What is being asked —
Extract each line of the material that follows exactly and omit its pictures.

(Extracted records)
:::::
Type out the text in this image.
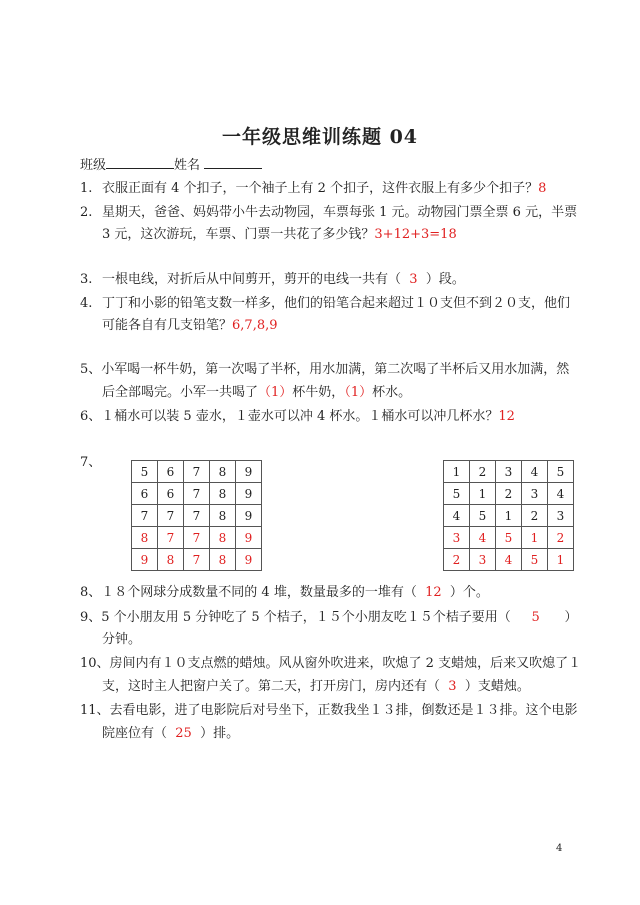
一年级思维训练题 04
班级	姓名
1. 衣服正面有 4 个扣子，一个袖子上有 2 个扣子，这件衣服上有多少个扣子？8
2. 星期天，爸爸、妈妈带小牛去动物园，车票每张 1 元。动物园门票全票 6 元，半票
3 元，这次游玩，车票、门票一共花了多少钱？3+12+3=18
3. 一根电线，对折后从中间剪开，剪开的电线一共有（ 3 ）段。
4. 丁丁和小影的铅笔支数一样多，他们的铅笔合起来超过１０支但不到２０支，他们
可能各自有几支铅笔？6,7,8,9
5、小军喝一杯牛奶，第一次喝了半杯，用水加满，第二次喝了半杯后又用水加满，然
后全部喝完。小军一共喝了（1）杯牛奶，（1）杯水。
6、１桶水可以装 5 壶水，１壶水可以冲 4 杯水。１桶水可以冲几杯水？12
7、
5	6	7	8	9
6	6	7	8	9
7	7	7	8	9
8	7	7	8	9
9	8	7	8	9
1	2	3	4	5
5	1	2	3	4
4	5	1	2	3
3	4	5	1	2
2	3	4	5	1
8、１８个网球分成数量不同的 4 堆，数量最多的一堆有（ 12 ）个。
9、5 个小朋友用 5 分钟吃了 5 个桔子，１５个小朋友吃１５个桔子要用（ 5 ）
分钟。
10、房间内有１０支点燃的蜡烛。风从窗外吹进来，吹熄了 2 支蜡烛，后来又吹熄了１
支，这时主人把窗户关了。第二天，打开房门，房内还有（ 3 ）支蜡烛。
11、去看电影，进了电影院后对号坐下，正数我坐１３排，倒数还是１３排。这个电影
院座位有（ 25 ）排。
4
:::::
Answer to this problem —
Type out the text in this image.
一年级思维训练题 04
班级	姓名
1. 衣服正面有 4 个扣子，一个袖子上有 2 个扣子，这件衣服上有多少个扣子？8
2. 星期天，爸爸、妈妈带小牛去动物园，车票每张 1 元。动物园门票全票 6 元，半票
3 元，这次游玩，车票、门票一共花了多少钱？3+12+3=18
3. 一根电线，对折后从中间剪开，剪开的电线一共有（ 3 ）段。
4. 丁丁和小影的铅笔支数一样多，他们的铅笔合起来超过１０支但不到２０支，他们
可能各自有几支铅笔？6,7,8,9
5、小军喝一杯牛奶，第一次喝了半杯，用水加满，第二次喝了半杯后又用水加满，然
后全部喝完。小军一共喝了（1）杯牛奶，（1）杯水。
6、１桶水可以装 5 壶水，１壶水可以冲 4 杯水。１桶水可以冲几杯水？12
7、
5	6	7	8	9
6	6	7	8	9
7	7	7	8	9
8	7	7	8	9
9	8	7	8	9
1	2	3	4	5
5	1	2	3	4
4	5	1	2	3
3	4	5	1	2
2	3	4	5	1
8、１８个网球分成数量不同的 4 堆，数量最多的一堆有（ 12 ）个。
9、5 个小朋友用 5 分钟吃了 5 个桔子，１５个小朋友吃１５个桔子要用（ 5 ）
分钟。
10、房间内有１０支点燃的蜡烛。风从窗外吹进来，吹熄了 2 支蜡烛，后来又吹熄了１
支，这时主人把窗户关了。第二天，打开房门，房内还有（ 3 ）支蜡烛。
11、去看电影，进了电影院后对号坐下，正数我坐１３排，倒数还是１３排。这个电影
院座位有（ 25 ）排。
4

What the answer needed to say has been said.